→ Instruction:
Pull out the lines from the start of the listing up to and including the line with "logo-dot (363, 1210, 369, 1215)", and copy them word for word.
**** Working data ****
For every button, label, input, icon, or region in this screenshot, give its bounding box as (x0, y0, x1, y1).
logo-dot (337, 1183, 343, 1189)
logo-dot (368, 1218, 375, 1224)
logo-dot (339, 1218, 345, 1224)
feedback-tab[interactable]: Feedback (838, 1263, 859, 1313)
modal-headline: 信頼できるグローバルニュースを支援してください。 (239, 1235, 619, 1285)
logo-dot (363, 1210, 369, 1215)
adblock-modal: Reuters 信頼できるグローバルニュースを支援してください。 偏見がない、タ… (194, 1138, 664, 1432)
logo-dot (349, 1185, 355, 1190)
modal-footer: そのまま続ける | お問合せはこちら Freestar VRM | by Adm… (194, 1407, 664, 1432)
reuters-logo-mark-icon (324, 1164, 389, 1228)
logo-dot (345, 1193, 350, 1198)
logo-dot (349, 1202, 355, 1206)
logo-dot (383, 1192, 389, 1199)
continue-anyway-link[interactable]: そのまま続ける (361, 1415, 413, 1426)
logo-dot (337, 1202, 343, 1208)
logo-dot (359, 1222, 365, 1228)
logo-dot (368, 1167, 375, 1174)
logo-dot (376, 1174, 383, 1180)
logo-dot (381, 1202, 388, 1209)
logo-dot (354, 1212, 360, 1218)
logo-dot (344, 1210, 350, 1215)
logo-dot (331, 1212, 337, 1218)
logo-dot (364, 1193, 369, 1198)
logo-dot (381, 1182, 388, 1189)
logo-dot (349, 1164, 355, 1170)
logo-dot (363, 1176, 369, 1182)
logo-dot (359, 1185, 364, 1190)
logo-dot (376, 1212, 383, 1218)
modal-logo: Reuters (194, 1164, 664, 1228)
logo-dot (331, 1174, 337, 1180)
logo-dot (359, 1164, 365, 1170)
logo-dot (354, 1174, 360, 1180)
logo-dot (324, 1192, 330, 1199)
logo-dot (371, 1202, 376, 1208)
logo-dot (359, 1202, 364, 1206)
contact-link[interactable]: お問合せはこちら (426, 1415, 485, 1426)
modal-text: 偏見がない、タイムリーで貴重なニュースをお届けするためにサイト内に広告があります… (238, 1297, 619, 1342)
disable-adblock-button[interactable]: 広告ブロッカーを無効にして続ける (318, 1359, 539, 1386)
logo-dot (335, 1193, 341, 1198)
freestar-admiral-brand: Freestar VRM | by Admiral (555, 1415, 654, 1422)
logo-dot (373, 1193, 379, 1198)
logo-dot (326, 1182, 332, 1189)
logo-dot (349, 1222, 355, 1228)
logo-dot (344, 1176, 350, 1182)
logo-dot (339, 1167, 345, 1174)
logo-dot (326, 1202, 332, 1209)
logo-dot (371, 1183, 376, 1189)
****
→ Solved problem:
For every button, label, input, icon, or region in this screenshot, give its bounding box as (x0, y0, x1, y1).
logo-dot (337, 1183, 343, 1189)
logo-dot (368, 1218, 375, 1224)
logo-dot (339, 1218, 345, 1224)
feedback-tab[interactable]: Feedback (838, 1263, 859, 1313)
modal-headline: 信頼できるグローバルニュースを支援してください。 (239, 1235, 619, 1285)
logo-dot (363, 1210, 369, 1215)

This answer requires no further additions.